• [Direction]
Output the data below in full, byte for byte. Nothing may differ.

— START OF Supplied records —

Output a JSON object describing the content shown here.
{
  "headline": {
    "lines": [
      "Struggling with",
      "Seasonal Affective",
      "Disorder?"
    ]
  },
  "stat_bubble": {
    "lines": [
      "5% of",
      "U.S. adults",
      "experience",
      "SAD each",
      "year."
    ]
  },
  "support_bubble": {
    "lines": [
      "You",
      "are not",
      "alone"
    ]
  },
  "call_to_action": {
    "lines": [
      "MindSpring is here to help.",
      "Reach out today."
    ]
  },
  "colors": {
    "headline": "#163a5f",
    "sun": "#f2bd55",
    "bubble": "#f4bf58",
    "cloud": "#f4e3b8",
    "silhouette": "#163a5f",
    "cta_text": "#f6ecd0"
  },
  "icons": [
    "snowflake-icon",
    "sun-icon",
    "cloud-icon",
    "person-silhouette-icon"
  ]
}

— END OF Supplied records —

• [Exercise answer]
Output a JSON object describing the content shown here.
{
  "headline": {
    "lines": [
      "Struggling with",
      "Seasonal Affective",
      "Disorder?"
    ]
  },
  "stat_bubble": {
    "lines": [
      "5% of",
      "U.S. adults",
      "experience",
      "SAD each",
      "year."
    ]
  },
  "support_bubble": {
    "lines": [
      "You",
      "are not",
      "alone"
    ]
  },
  "call_to_action": {
    "lines": [
      "MindSpring is here to help.",
      "Reach out today."
    ]
  },
  "colors": {
    "headline": "#163a5f",
    "sun": "#f2bd55",
    "bubble": "#f4bf58",
    "cloud": "#f4e3b8",
    "silhouette": "#163a5f",
    "cta_text": "#f6ecd0"
  },
  "icons": [
    "snowflake-icon",
    "sun-icon",
    "cloud-icon",
    "person-silhouette-icon"
  ]
}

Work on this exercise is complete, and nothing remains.